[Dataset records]
*-*-*
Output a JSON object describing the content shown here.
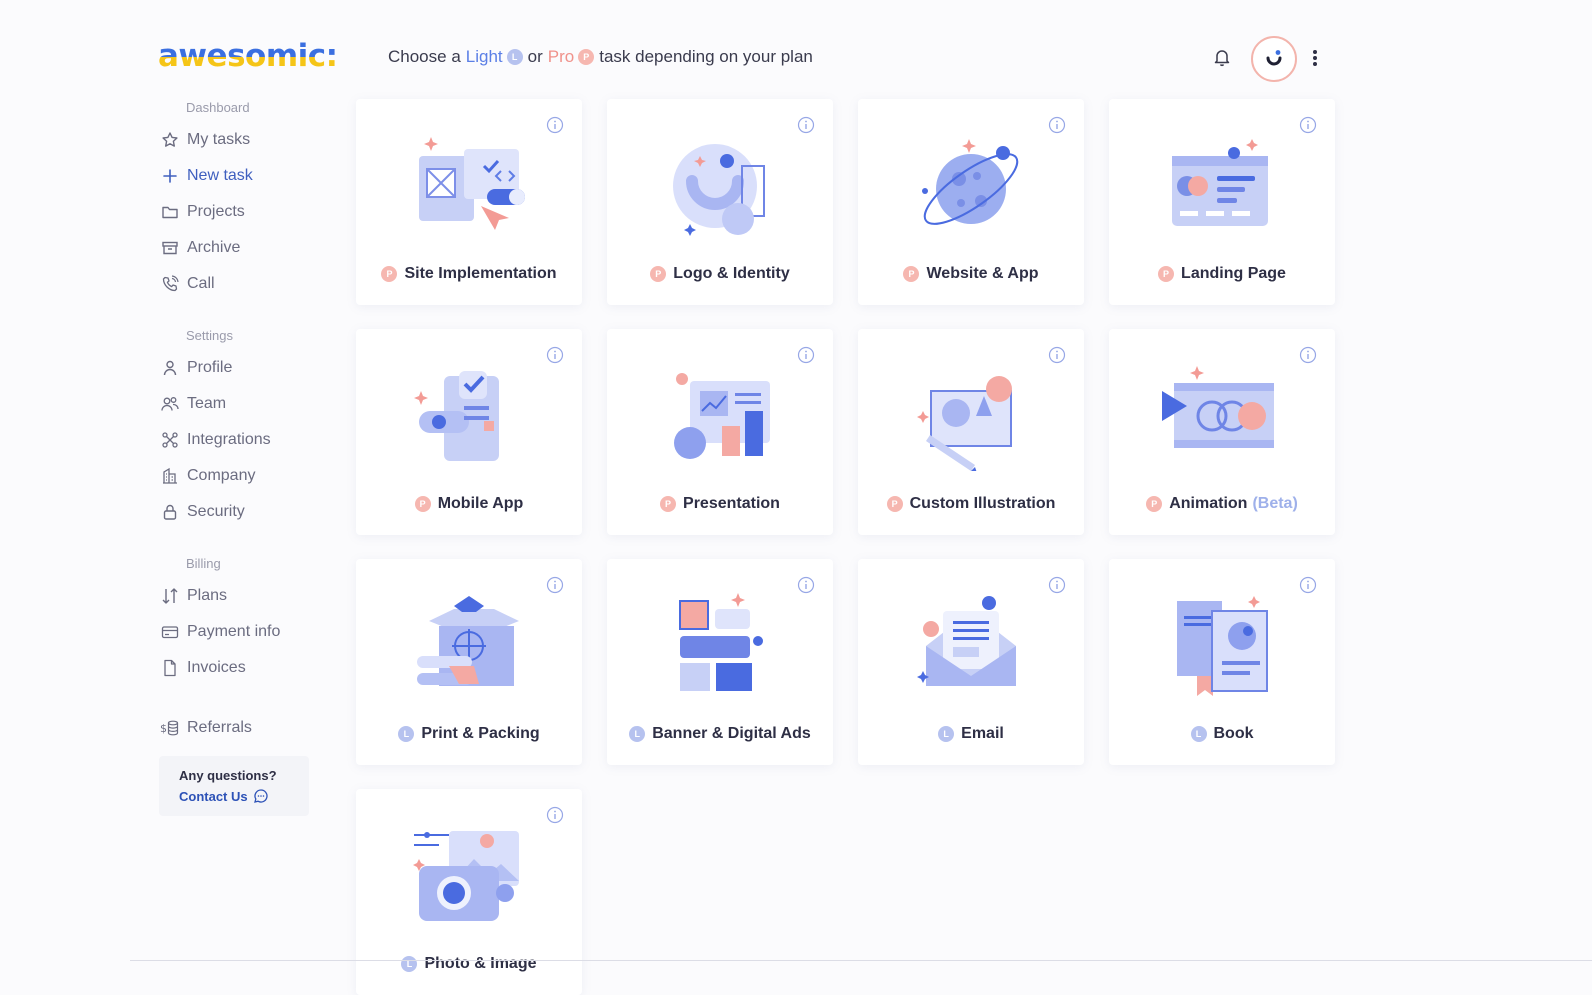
{
  "brand": {
    "name": "awesomic:"
  },
  "header": {
    "prefix": "Choose a",
    "light": "Light",
    "light_badge": "L",
    "or": "or",
    "pro": "Pro",
    "pro_badge": "P",
    "suffix": "task depending on your plan"
  },
  "sidebar": {
    "sections": [
      {
        "title": "Dashboard",
        "items": [
          {
            "label": "My tasks",
            "icon": "star-icon"
          },
          {
            "label": "New task",
            "icon": "plus-icon",
            "active": true
          },
          {
            "label": "Projects",
            "icon": "folder-icon"
          },
          {
            "label": "Archive",
            "icon": "archive-icon"
          },
          {
            "label": "Call",
            "icon": "phone-icon"
          }
        ]
      },
      {
        "title": "Settings",
        "items": [
          {
            "label": "Profile",
            "icon": "user-icon"
          },
          {
            "label": "Team",
            "icon": "team-icon"
          },
          {
            "label": "Integrations",
            "icon": "integrations-icon"
          },
          {
            "label": "Company",
            "icon": "building-icon"
          },
          {
            "label": "Security",
            "icon": "lock-icon"
          }
        ]
      },
      {
        "title": "Billing",
        "items": [
          {
            "label": "Plans",
            "icon": "sort-arrows-icon"
          },
          {
            "label": "Payment info",
            "icon": "credit-card-icon"
          },
          {
            "label": "Invoices",
            "icon": "file-icon"
          }
        ]
      }
    ],
    "referrals": {
      "label": "Referrals",
      "icon": "coins-icon"
    },
    "help": {
      "question": "Any questions?",
      "link": "Contact Us"
    }
  },
  "tasks": [
    {
      "label": "Site Implementation",
      "badge": "P"
    },
    {
      "label": "Logo & Identity",
      "badge": "P"
    },
    {
      "label": "Website & App",
      "badge": "P"
    },
    {
      "label": "Landing Page",
      "badge": "P"
    },
    {
      "label": "Mobile App",
      "badge": "P"
    },
    {
      "label": "Presentation",
      "badge": "P"
    },
    {
      "label": "Custom Illustration",
      "badge": "P"
    },
    {
      "label": "Animation",
      "badge": "P",
      "suffix": "(Beta)"
    },
    {
      "label": "Print & Packing",
      "badge": "L"
    },
    {
      "label": "Banner & Digital Ads",
      "badge": "L"
    },
    {
      "label": "Email",
      "badge": "L"
    },
    {
      "label": "Book",
      "badge": "L"
    },
    {
      "label": "Photo & Image",
      "badge": "L"
    }
  ],
  "colors": {
    "accent_blue": "#5b7fe6",
    "pro_pink": "#f0928b",
    "light_badge": "#b6c2ef",
    "pro_badge": "#f6b7b0"
  }
}
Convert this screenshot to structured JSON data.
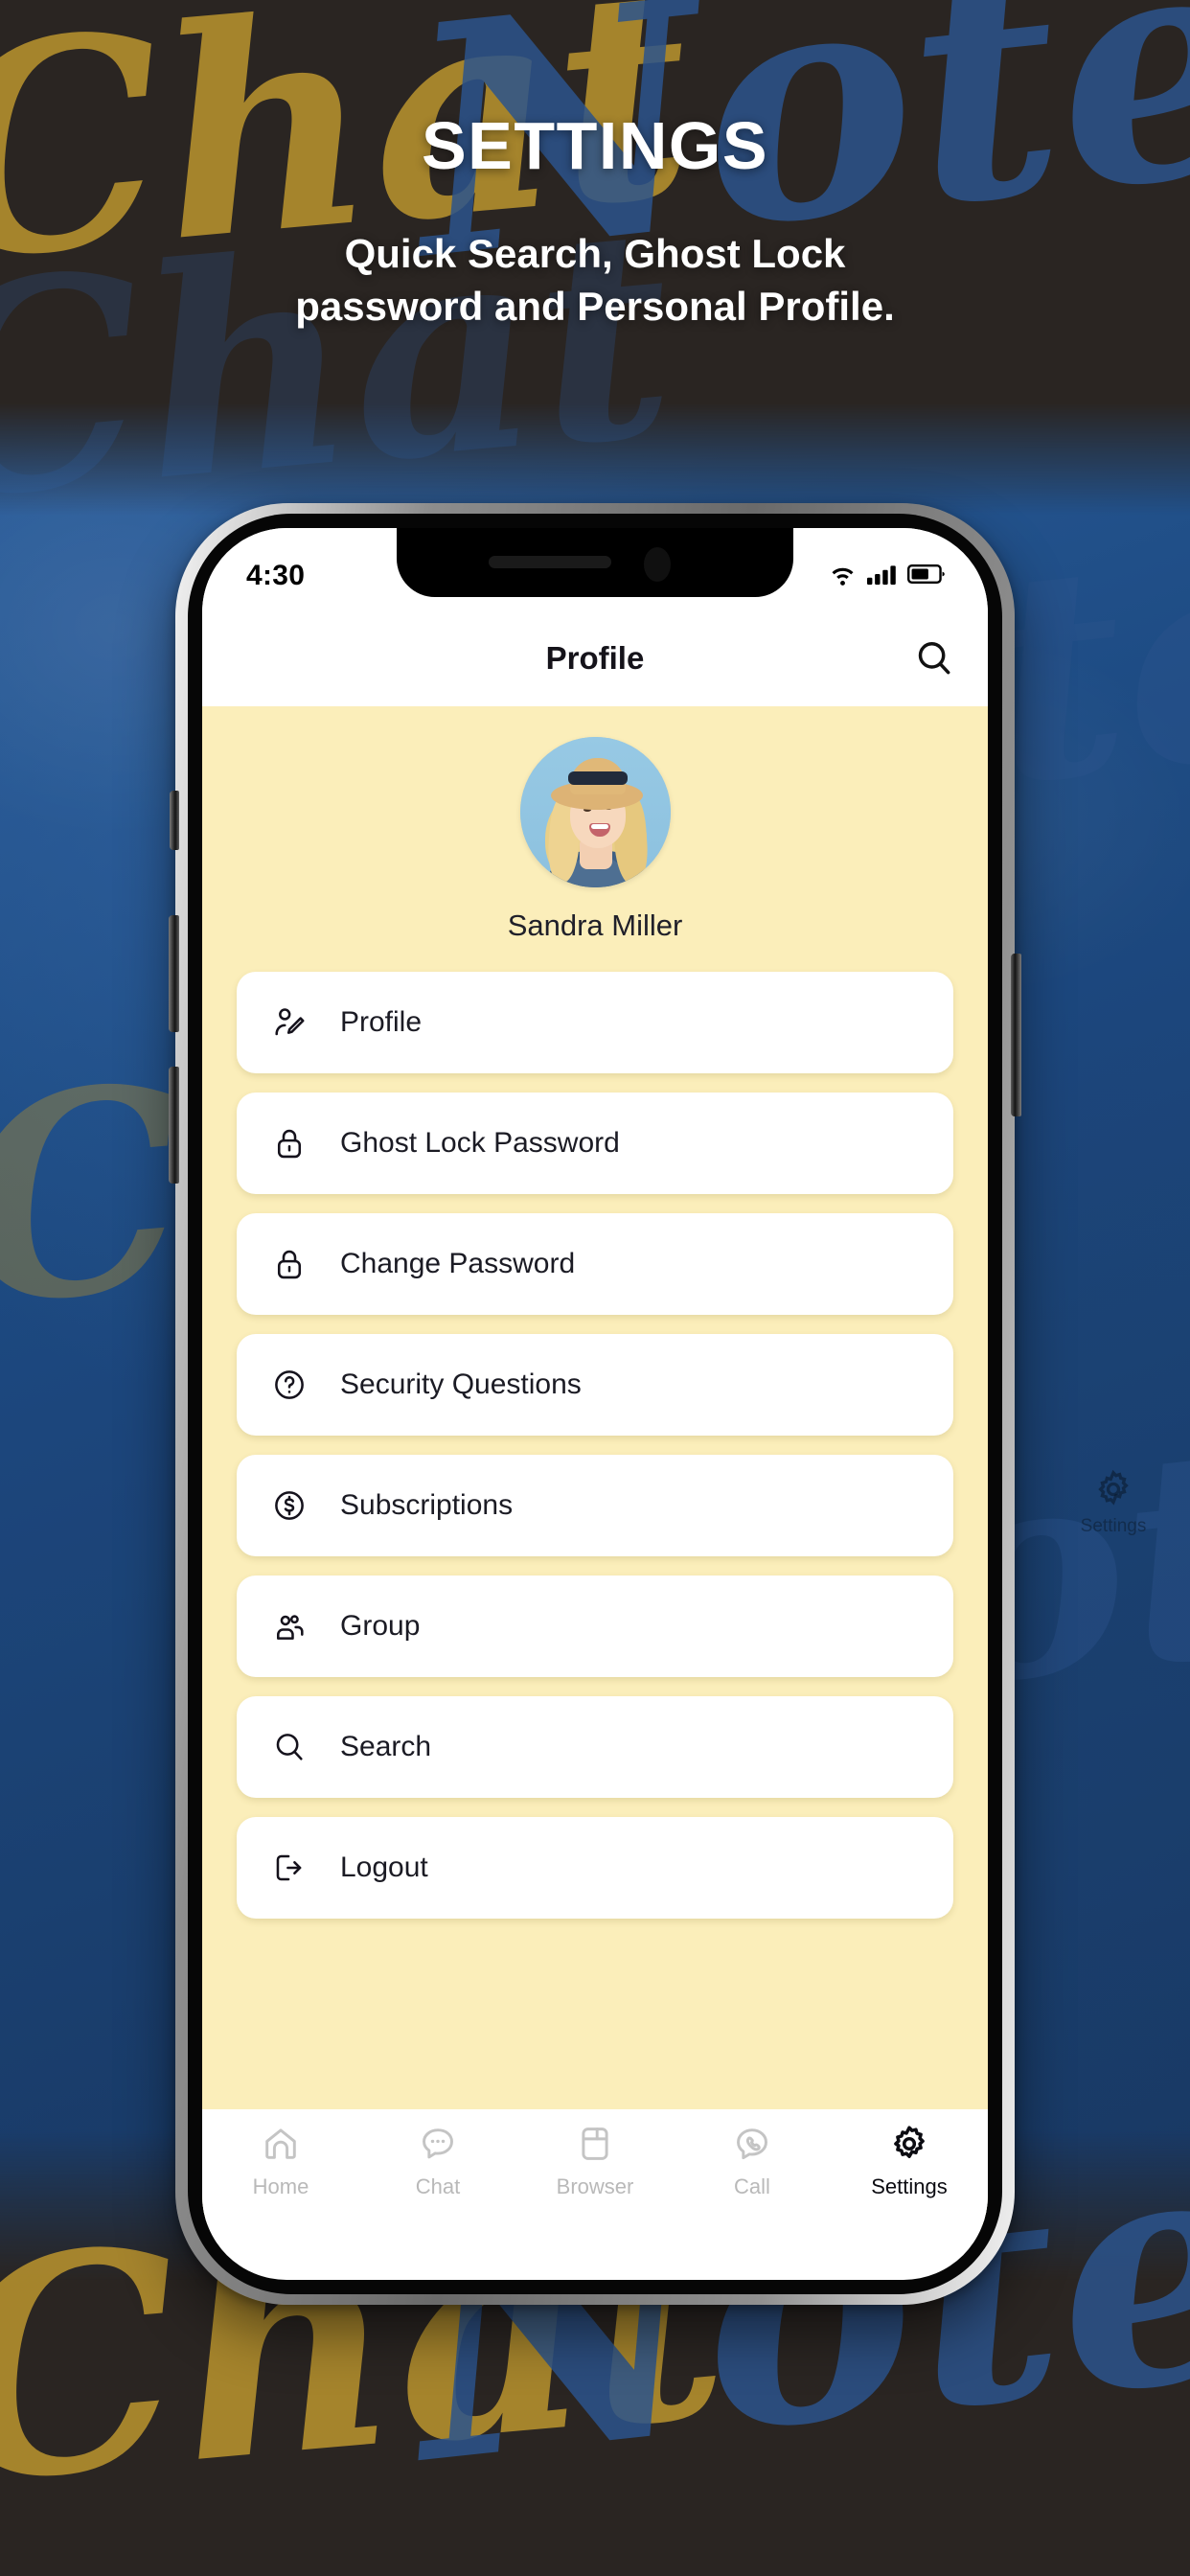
{
  "promo": {
    "title": "SETTINGS",
    "subtitle_line1": "Quick Search,  Ghost Lock",
    "subtitle_line2": "password and Personal Profile.",
    "background_words": [
      "Chat",
      "Notes",
      "Chat",
      "Notes",
      "Chat",
      "Notes",
      "Chat",
      "Notes",
      "Chat"
    ],
    "background_watermark_label": "Settings",
    "colors": {
      "dark": "#2a2522",
      "blue": "#1d4d87",
      "gold": "#b08c2e",
      "title_text": "#ffffff"
    }
  },
  "phone": {
    "status_bar": {
      "time": "4:30",
      "icons": [
        "wifi-icon",
        "cellular-signal-icon",
        "battery-icon"
      ]
    },
    "app_bar": {
      "title": "Profile",
      "search_icon": "search-icon"
    },
    "profile": {
      "name": "Sandra Miller",
      "avatar_alt": "avatar"
    },
    "menu": {
      "items": [
        {
          "label": "Profile",
          "icon": "profile-edit-icon"
        },
        {
          "label": "Ghost Lock Password",
          "icon": "lock-icon"
        },
        {
          "label": "Change Password",
          "icon": "lock-icon"
        },
        {
          "label": "Security Questions",
          "icon": "question-circle-icon"
        },
        {
          "label": "Subscriptions",
          "icon": "dollar-circle-icon"
        },
        {
          "label": "Group",
          "icon": "group-icon"
        },
        {
          "label": "Search",
          "icon": "search-icon"
        },
        {
          "label": "Logout",
          "icon": "logout-icon"
        }
      ]
    },
    "tabs": [
      {
        "label": "Home",
        "icon": "home-icon",
        "active": false
      },
      {
        "label": "Chat",
        "icon": "chat-icon",
        "active": false
      },
      {
        "label": "Browser",
        "icon": "browser-icon",
        "active": false
      },
      {
        "label": "Call",
        "icon": "call-icon",
        "active": false
      },
      {
        "label": "Settings",
        "icon": "gear-icon",
        "active": true
      }
    ],
    "theme": {
      "screen_background": "#fbeeba",
      "card_background": "#ffffff",
      "inactive_tab": "#b9b9b9",
      "active_tab": "#0c0c12"
    }
  }
}
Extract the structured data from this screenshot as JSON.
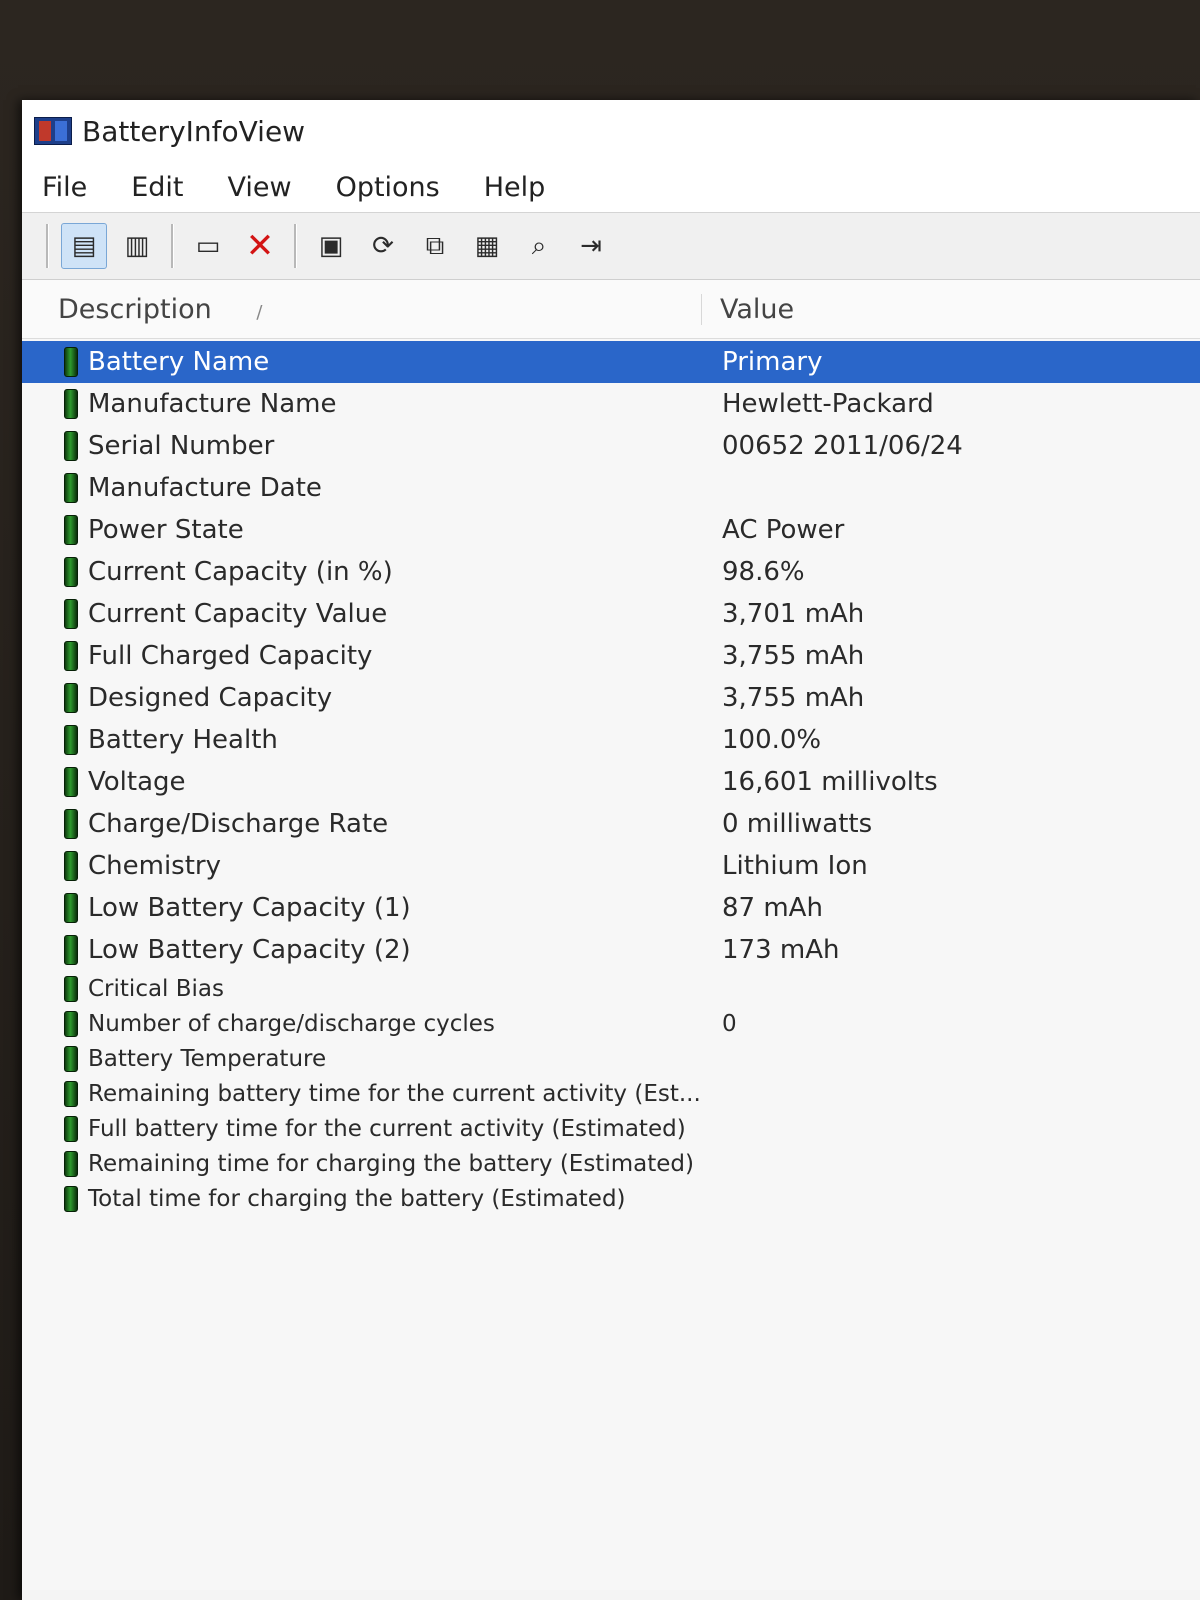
*-*-*
◆ AIM OF THE EXERCISE: Omit every picture, then reproduce the rest of the listing exactly.

◆ REPLY TO THE TASK:
Output a JSON object describing the content shown here.
{
  "brand": {
    "name": "awesomic:"
  },
  "header": {
    "prefix": "Choose a",
    "light": "Light",
    "light_badge": "L",
    "or": "or",
    "pro": "Pro",
    "pro_badge": "P",
    "suffix": "task depending on your plan"
  },
  "sidebar": {
    "sections": [
      {
        "title": "Dashboard",
        "items": [
          {
            "label": "My tasks",
            "icon": "star-icon"
          },
          {
            "label": "New task",
            "icon": "plus-icon",
            "active": true
          },
          {
            "label": "Projects",
            "icon": "folder-icon"
          },
          {
            "label": "Archive",
            "icon": "archive-icon"
          },
          {
            "label": "Call",
            "icon": "phone-icon"
          }
        ]
      },
      {
        "title": "Settings",
        "items": [
          {
            "label": "Profile",
            "icon": "user-icon"
          },
          {
            "label": "Team",
            "icon": "team-icon"
          },
          {
            "label": "Integrations",
            "icon": "integrations-icon"
          },
          {
            "label": "Company",
            "icon": "building-icon"
          },
          {
            "label": "Security",
            "icon": "lock-icon"
          }
        ]
      },
      {
        "title": "Billing",
        "items": [
          {
            "label": "Plans",
            "icon": "sort-arrows-icon"
          },
          {
            "label": "Payment info",
            "icon": "credit-card-icon"
          },
          {
            "label": "Invoices",
            "icon": "file-icon"
          }
        ]
      }
    ],
    "referrals": {
      "label": "Referrals",
      "icon": "coins-icon"
    },
    "help": {
      "question": "Any questions?",
      "link": "Contact Us"
    }
  },
  "tasks": [
    {
      "label": "Site Implementation",
      "badge": "P"
    },
    {
      "label": "Logo & Identity",
      "badge": "P"
    },
    {
      "label": "Website & App",
      "badge": "P"
    },
    {
      "label": "Landing Page",
      "badge": "P"
    },
    {
      "label": "Mobile App",
      "badge": "P"
    },
    {
      "label": "Presentation",
      "badge": "P"
    },
    {
      "label": "Custom Illustration",
      "badge": "P"
    },
    {
      "label": "Animation",
      "badge": "P",
      "suffix": "(Beta)"
    },
    {
      "label": "Print & Packing",
      "badge": "L"
    },
    {
      "label": "Banner & Digital Ads",
      "badge": "L"
    },
    {
      "label": "Email",
      "badge": "L"
    },
    {
      "label": "Book",
      "badge": "L"
    },
    {
      "label": "Photo & Image",
      "badge": "L"
    }
  ],
  "colors": {
    "accent_blue": "#5b7fe6",
    "pro_pink": "#f0928b",
    "light_badge": "#b6c2ef",
    "pro_badge": "#f6b7b0"
  }
}
Convert this screenshot to structured JSON data.
{
  "promo": {
    "title": "SETTINGS",
    "subtitle_line1": "Quick Search,  Ghost Lock",
    "subtitle_line2": "password and Personal Profile.",
    "background_words": [
      "Chat",
      "Notes",
      "Chat",
      "Notes",
      "Chat",
      "Notes",
      "Chat",
      "Notes",
      "Chat"
    ],
    "background_watermark_label": "Settings",
    "colors": {
      "dark": "#2a2522",
      "blue": "#1d4d87",
      "gold": "#b08c2e",
      "title_text": "#ffffff"
    }
  },
  "phone": {
    "status_bar": {
      "time": "4:30",
      "icons": [
        "wifi-icon",
        "cellular-signal-icon",
        "battery-icon"
      ]
    },
    "app_bar": {
      "title": "Profile",
      "search_icon": "search-icon"
    },
    "profile": {
      "name": "Sandra Miller",
      "avatar_alt": "avatar"
    },
    "menu": {
      "items": [
        {
          "label": "Profile",
          "icon": "profile-edit-icon"
        },
        {
          "label": "Ghost Lock Password",
          "icon": "lock-icon"
        },
        {
          "label": "Change Password",
          "icon": "lock-icon"
        },
        {
          "label": "Security Questions",
          "icon": "question-circle-icon"
        },
        {
          "label": "Subscriptions",
          "icon": "dollar-circle-icon"
        },
        {
          "label": "Group",
          "icon": "group-icon"
        },
        {
          "label": "Search",
          "icon": "search-icon"
        },
        {
          "label": "Logout",
          "icon": "logout-icon"
        }
      ]
    },
    "tabs": [
      {
        "label": "Home",
        "icon": "home-icon",
        "active": false
      },
      {
        "label": "Chat",
        "icon": "chat-icon",
        "active": false
      },
      {
        "label": "Browser",
        "icon": "browser-icon",
        "active": false
      },
      {
        "label": "Call",
        "icon": "call-icon",
        "active": false
      },
      {
        "label": "Settings",
        "icon": "gear-icon",
        "active": true
      }
    ],
    "theme": {
      "screen_background": "#fbeeba",
      "card_background": "#ffffff",
      "inactive_tab": "#b9b9b9",
      "active_tab": "#0c0c12"
    }
  }
}
Extract the structured data from this screenshot as JSON.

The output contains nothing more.